_TASK DESCRIPTION_
Drop every picture and give the entries back exactly.

_DATA ROWS_
══════

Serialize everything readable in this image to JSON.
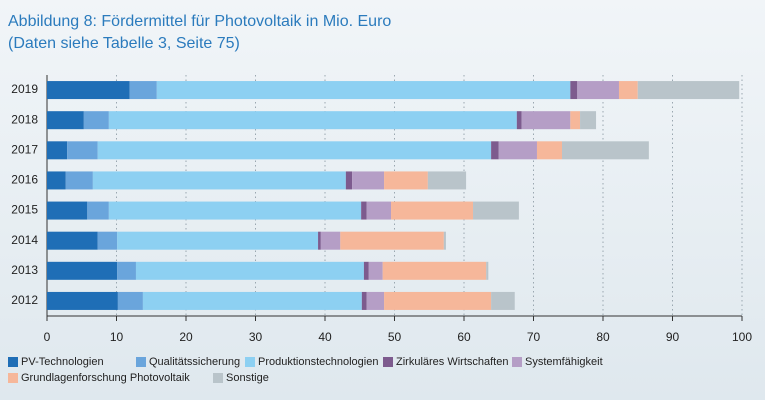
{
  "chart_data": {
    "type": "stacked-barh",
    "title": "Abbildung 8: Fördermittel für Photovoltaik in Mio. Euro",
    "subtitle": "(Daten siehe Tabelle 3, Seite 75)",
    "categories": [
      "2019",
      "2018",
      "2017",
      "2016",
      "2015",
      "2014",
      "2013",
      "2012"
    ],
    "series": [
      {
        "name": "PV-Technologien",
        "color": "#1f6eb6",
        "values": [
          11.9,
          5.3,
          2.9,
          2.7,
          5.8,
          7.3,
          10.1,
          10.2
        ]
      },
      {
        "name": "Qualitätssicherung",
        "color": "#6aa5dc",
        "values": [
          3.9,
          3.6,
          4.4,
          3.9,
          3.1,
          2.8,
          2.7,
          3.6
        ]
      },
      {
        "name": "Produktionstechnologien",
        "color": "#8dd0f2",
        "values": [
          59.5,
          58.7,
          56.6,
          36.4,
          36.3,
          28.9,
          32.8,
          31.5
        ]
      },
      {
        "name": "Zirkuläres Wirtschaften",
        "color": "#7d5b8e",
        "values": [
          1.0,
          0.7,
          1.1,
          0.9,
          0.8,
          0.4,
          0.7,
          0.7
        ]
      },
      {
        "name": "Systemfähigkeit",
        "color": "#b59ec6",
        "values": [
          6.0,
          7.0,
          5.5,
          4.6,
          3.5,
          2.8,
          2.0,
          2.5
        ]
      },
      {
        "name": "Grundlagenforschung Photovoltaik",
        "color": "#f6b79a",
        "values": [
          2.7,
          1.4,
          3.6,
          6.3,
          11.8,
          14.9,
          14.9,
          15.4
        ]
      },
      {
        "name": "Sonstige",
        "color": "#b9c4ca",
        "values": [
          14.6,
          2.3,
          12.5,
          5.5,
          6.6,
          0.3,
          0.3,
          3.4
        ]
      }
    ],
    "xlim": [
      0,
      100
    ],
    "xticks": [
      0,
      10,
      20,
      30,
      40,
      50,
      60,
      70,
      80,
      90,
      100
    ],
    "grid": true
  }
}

══════

_EXERCISE SOLUTION_
Serialize everything readable in this image to JSON.
{
  "chart_data": {
    "type": "stacked-barh",
    "title": "Abbildung 8: Fördermittel für Photovoltaik in Mio. Euro",
    "subtitle": "(Daten siehe Tabelle 3, Seite 75)",
    "categories": [
      "2019",
      "2018",
      "2017",
      "2016",
      "2015",
      "2014",
      "2013",
      "2012"
    ],
    "series": [
      {
        "name": "PV-Technologien",
        "color": "#1f6eb6",
        "values": [
          11.9,
          5.3,
          2.9,
          2.7,
          5.8,
          7.3,
          10.1,
          10.2
        ]
      },
      {
        "name": "Qualitätssicherung",
        "color": "#6aa5dc",
        "values": [
          3.9,
          3.6,
          4.4,
          3.9,
          3.1,
          2.8,
          2.7,
          3.6
        ]
      },
      {
        "name": "Produktionstechnologien",
        "color": "#8dd0f2",
        "values": [
          59.5,
          58.7,
          56.6,
          36.4,
          36.3,
          28.9,
          32.8,
          31.5
        ]
      },
      {
        "name": "Zirkuläres Wirtschaften",
        "color": "#7d5b8e",
        "values": [
          1.0,
          0.7,
          1.1,
          0.9,
          0.8,
          0.4,
          0.7,
          0.7
        ]
      },
      {
        "name": "Systemfähigkeit",
        "color": "#b59ec6",
        "values": [
          6.0,
          7.0,
          5.5,
          4.6,
          3.5,
          2.8,
          2.0,
          2.5
        ]
      },
      {
        "name": "Grundlagenforschung Photovoltaik",
        "color": "#f6b79a",
        "values": [
          2.7,
          1.4,
          3.6,
          6.3,
          11.8,
          14.9,
          14.9,
          15.4
        ]
      },
      {
        "name": "Sonstige",
        "color": "#b9c4ca",
        "values": [
          14.6,
          2.3,
          12.5,
          5.5,
          6.6,
          0.3,
          0.3,
          3.4
        ]
      }
    ],
    "xlim": [
      0,
      100
    ],
    "xticks": [
      0,
      10,
      20,
      30,
      40,
      50,
      60,
      70,
      80,
      90,
      100
    ],
    "grid": true
  }
}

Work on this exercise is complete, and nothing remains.